→ **What to do**
Reproduce every entry exactly.

* START Input for this task *

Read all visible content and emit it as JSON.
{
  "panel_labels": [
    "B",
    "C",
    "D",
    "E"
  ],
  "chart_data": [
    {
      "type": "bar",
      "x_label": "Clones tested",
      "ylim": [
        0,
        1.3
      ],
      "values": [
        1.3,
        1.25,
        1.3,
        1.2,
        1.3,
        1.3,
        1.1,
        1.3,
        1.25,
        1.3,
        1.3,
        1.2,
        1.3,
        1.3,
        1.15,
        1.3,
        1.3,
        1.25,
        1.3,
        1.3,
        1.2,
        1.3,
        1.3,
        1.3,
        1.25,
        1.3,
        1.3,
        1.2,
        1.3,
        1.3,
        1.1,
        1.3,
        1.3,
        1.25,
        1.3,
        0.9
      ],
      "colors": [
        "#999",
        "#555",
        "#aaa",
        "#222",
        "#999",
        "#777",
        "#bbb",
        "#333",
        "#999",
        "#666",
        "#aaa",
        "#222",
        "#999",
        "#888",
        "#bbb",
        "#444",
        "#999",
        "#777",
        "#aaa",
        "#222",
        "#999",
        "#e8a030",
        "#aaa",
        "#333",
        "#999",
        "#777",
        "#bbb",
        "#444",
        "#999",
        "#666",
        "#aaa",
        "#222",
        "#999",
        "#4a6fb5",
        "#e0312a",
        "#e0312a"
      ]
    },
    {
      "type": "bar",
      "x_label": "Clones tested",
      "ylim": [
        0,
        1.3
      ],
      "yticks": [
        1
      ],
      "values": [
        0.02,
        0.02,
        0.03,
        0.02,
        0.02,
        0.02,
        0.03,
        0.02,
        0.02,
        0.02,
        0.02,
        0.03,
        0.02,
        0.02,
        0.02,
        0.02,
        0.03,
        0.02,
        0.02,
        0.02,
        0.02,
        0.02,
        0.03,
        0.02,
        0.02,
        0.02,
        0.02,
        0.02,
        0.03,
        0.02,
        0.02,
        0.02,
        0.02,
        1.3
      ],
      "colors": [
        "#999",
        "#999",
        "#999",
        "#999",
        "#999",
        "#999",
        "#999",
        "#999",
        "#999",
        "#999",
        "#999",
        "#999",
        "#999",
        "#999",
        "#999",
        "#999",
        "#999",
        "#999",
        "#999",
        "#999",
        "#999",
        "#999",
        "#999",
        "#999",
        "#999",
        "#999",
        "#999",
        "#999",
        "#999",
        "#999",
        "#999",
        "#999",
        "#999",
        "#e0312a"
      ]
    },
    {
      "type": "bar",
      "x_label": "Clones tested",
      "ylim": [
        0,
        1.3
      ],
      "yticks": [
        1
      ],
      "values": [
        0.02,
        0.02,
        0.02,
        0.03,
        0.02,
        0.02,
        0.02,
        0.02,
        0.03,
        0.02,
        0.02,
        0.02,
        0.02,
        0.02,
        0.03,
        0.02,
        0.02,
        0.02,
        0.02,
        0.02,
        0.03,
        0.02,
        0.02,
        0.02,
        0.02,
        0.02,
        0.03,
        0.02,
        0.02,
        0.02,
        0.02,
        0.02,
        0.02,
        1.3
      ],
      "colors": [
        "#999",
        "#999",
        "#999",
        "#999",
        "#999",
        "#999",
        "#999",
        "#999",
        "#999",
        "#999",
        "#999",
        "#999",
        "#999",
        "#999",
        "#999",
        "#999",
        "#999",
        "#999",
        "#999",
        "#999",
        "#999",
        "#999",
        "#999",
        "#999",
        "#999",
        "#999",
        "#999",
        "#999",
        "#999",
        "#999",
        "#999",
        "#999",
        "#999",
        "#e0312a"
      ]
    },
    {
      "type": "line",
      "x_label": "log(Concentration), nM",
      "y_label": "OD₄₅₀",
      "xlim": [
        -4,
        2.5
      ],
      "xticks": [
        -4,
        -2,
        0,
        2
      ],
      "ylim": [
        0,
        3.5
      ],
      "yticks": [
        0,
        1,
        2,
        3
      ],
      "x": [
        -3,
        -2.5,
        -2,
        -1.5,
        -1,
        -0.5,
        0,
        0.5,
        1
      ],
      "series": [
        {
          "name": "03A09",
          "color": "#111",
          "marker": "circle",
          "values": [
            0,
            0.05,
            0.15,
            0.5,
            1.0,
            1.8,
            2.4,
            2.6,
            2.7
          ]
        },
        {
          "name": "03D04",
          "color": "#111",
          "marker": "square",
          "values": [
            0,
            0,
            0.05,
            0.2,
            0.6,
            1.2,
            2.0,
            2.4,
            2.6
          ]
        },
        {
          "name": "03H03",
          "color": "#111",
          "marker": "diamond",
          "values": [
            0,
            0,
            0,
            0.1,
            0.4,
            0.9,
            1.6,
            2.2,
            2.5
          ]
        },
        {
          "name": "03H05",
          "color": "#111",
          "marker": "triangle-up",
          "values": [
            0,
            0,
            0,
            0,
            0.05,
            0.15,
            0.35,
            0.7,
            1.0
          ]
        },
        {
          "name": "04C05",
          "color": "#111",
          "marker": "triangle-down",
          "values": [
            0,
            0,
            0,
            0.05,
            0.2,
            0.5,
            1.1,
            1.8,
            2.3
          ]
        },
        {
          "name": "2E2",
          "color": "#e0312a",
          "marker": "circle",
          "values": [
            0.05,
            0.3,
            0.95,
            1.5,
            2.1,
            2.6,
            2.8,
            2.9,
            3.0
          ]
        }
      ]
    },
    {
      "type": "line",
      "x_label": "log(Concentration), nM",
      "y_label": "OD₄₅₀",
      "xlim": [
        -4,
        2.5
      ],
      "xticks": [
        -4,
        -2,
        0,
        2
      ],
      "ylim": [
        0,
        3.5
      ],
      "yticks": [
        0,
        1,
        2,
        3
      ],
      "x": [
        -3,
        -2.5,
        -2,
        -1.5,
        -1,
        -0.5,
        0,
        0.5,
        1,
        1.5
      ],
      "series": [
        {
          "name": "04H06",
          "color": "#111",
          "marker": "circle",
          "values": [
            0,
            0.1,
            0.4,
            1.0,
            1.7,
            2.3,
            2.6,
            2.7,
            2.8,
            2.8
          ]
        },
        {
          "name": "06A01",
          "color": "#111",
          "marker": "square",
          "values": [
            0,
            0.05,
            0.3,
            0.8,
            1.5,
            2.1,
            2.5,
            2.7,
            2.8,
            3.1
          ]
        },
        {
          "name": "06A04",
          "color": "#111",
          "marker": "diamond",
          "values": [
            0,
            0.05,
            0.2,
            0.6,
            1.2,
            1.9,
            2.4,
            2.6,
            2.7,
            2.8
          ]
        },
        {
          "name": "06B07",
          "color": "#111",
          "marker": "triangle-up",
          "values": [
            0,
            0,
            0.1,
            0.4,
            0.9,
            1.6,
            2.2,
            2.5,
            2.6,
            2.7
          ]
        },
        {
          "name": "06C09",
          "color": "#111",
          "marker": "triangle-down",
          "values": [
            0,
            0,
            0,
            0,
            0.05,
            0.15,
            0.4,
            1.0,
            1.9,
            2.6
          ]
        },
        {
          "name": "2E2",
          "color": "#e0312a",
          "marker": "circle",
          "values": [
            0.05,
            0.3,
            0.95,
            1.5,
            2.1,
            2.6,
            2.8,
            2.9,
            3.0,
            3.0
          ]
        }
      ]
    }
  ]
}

* END Input for this task *

→ **Reply**
Read all visible content and emit it as JSON.
{
  "panel_labels": [
    "B",
    "C",
    "D",
    "E"
  ],
  "chart_data": [
    {
      "type": "bar",
      "x_label": "Clones tested",
      "ylim": [
        0,
        1.3
      ],
      "values": [
        1.3,
        1.25,
        1.3,
        1.2,
        1.3,
        1.3,
        1.1,
        1.3,
        1.25,
        1.3,
        1.3,
        1.2,
        1.3,
        1.3,
        1.15,
        1.3,
        1.3,
        1.25,
        1.3,
        1.3,
        1.2,
        1.3,
        1.3,
        1.3,
        1.25,
        1.3,
        1.3,
        1.2,
        1.3,
        1.3,
        1.1,
        1.3,
        1.3,
        1.25,
        1.3,
        0.9
      ],
      "colors": [
        "#999",
        "#555",
        "#aaa",
        "#222",
        "#999",
        "#777",
        "#bbb",
        "#333",
        "#999",
        "#666",
        "#aaa",
        "#222",
        "#999",
        "#888",
        "#bbb",
        "#444",
        "#999",
        "#777",
        "#aaa",
        "#222",
        "#999",
        "#e8a030",
        "#aaa",
        "#333",
        "#999",
        "#777",
        "#bbb",
        "#444",
        "#999",
        "#666",
        "#aaa",
        "#222",
        "#999",
        "#4a6fb5",
        "#e0312a",
        "#e0312a"
      ]
    },
    {
      "type": "bar",
      "x_label": "Clones tested",
      "ylim": [
        0,
        1.3
      ],
      "yticks": [
        1
      ],
      "values": [
        0.02,
        0.02,
        0.03,
        0.02,
        0.02,
        0.02,
        0.03,
        0.02,
        0.02,
        0.02,
        0.02,
        0.03,
        0.02,
        0.02,
        0.02,
        0.02,
        0.03,
        0.02,
        0.02,
        0.02,
        0.02,
        0.02,
        0.03,
        0.02,
        0.02,
        0.02,
        0.02,
        0.02,
        0.03,
        0.02,
        0.02,
        0.02,
        0.02,
        1.3
      ],
      "colors": [
        "#999",
        "#999",
        "#999",
        "#999",
        "#999",
        "#999",
        "#999",
        "#999",
        "#999",
        "#999",
        "#999",
        "#999",
        "#999",
        "#999",
        "#999",
        "#999",
        "#999",
        "#999",
        "#999",
        "#999",
        "#999",
        "#999",
        "#999",
        "#999",
        "#999",
        "#999",
        "#999",
        "#999",
        "#999",
        "#999",
        "#999",
        "#999",
        "#999",
        "#e0312a"
      ]
    },
    {
      "type": "bar",
      "x_label": "Clones tested",
      "ylim": [
        0,
        1.3
      ],
      "yticks": [
        1
      ],
      "values": [
        0.02,
        0.02,
        0.02,
        0.03,
        0.02,
        0.02,
        0.02,
        0.02,
        0.03,
        0.02,
        0.02,
        0.02,
        0.02,
        0.02,
        0.03,
        0.02,
        0.02,
        0.02,
        0.02,
        0.02,
        0.03,
        0.02,
        0.02,
        0.02,
        0.02,
        0.02,
        0.03,
        0.02,
        0.02,
        0.02,
        0.02,
        0.02,
        0.02,
        1.3
      ],
      "colors": [
        "#999",
        "#999",
        "#999",
        "#999",
        "#999",
        "#999",
        "#999",
        "#999",
        "#999",
        "#999",
        "#999",
        "#999",
        "#999",
        "#999",
        "#999",
        "#999",
        "#999",
        "#999",
        "#999",
        "#999",
        "#999",
        "#999",
        "#999",
        "#999",
        "#999",
        "#999",
        "#999",
        "#999",
        "#999",
        "#999",
        "#999",
        "#999",
        "#999",
        "#e0312a"
      ]
    },
    {
      "type": "line",
      "x_label": "log(Concentration), nM",
      "y_label": "OD₄₅₀",
      "xlim": [
        -4,
        2.5
      ],
      "xticks": [
        -4,
        -2,
        0,
        2
      ],
      "ylim": [
        0,
        3.5
      ],
      "yticks": [
        0,
        1,
        2,
        3
      ],
      "x": [
        -3,
        -2.5,
        -2,
        -1.5,
        -1,
        -0.5,
        0,
        0.5,
        1
      ],
      "series": [
        {
          "name": "03A09",
          "color": "#111",
          "marker": "circle",
          "values": [
            0,
            0.05,
            0.15,
            0.5,
            1.0,
            1.8,
            2.4,
            2.6,
            2.7
          ]
        },
        {
          "name": "03D04",
          "color": "#111",
          "marker": "square",
          "values": [
            0,
            0,
            0.05,
            0.2,
            0.6,
            1.2,
            2.0,
            2.4,
            2.6
          ]
        },
        {
          "name": "03H03",
          "color": "#111",
          "marker": "diamond",
          "values": [
            0,
            0,
            0,
            0.1,
            0.4,
            0.9,
            1.6,
            2.2,
            2.5
          ]
        },
        {
          "name": "03H05",
          "color": "#111",
          "marker": "triangle-up",
          "values": [
            0,
            0,
            0,
            0,
            0.05,
            0.15,
            0.35,
            0.7,
            1.0
          ]
        },
        {
          "name": "04C05",
          "color": "#111",
          "marker": "triangle-down",
          "values": [
            0,
            0,
            0,
            0.05,
            0.2,
            0.5,
            1.1,
            1.8,
            2.3
          ]
        },
        {
          "name": "2E2",
          "color": "#e0312a",
          "marker": "circle",
          "values": [
            0.05,
            0.3,
            0.95,
            1.5,
            2.1,
            2.6,
            2.8,
            2.9,
            3.0
          ]
        }
      ]
    },
    {
      "type": "line",
      "x_label": "log(Concentration), nM",
      "y_label": "OD₄₅₀",
      "xlim": [
        -4,
        2.5
      ],
      "xticks": [
        -4,
        -2,
        0,
        2
      ],
      "ylim": [
        0,
        3.5
      ],
      "yticks": [
        0,
        1,
        2,
        3
      ],
      "x": [
        -3,
        -2.5,
        -2,
        -1.5,
        -1,
        -0.5,
        0,
        0.5,
        1,
        1.5
      ],
      "series": [
        {
          "name": "04H06",
          "color": "#111",
          "marker": "circle",
          "values": [
            0,
            0.1,
            0.4,
            1.0,
            1.7,
            2.3,
            2.6,
            2.7,
            2.8,
            2.8
          ]
        },
        {
          "name": "06A01",
          "color": "#111",
          "marker": "square",
          "values": [
            0,
            0.05,
            0.3,
            0.8,
            1.5,
            2.1,
            2.5,
            2.7,
            2.8,
            3.1
          ]
        },
        {
          "name": "06A04",
          "color": "#111",
          "marker": "diamond",
          "values": [
            0,
            0.05,
            0.2,
            0.6,
            1.2,
            1.9,
            2.4,
            2.6,
            2.7,
            2.8
          ]
        },
        {
          "name": "06B07",
          "color": "#111",
          "marker": "triangle-up",
          "values": [
            0,
            0,
            0.1,
            0.4,
            0.9,
            1.6,
            2.2,
            2.5,
            2.6,
            2.7
          ]
        },
        {
          "name": "06C09",
          "color": "#111",
          "marker": "triangle-down",
          "values": [
            0,
            0,
            0,
            0,
            0.05,
            0.15,
            0.4,
            1.0,
            1.9,
            2.6
          ]
        },
        {
          "name": "2E2",
          "color": "#e0312a",
          "marker": "circle",
          "values": [
            0.05,
            0.3,
            0.95,
            1.5,
            2.1,
            2.6,
            2.8,
            2.9,
            3.0,
            3.0
          ]
        }
      ]
    }
  ]
}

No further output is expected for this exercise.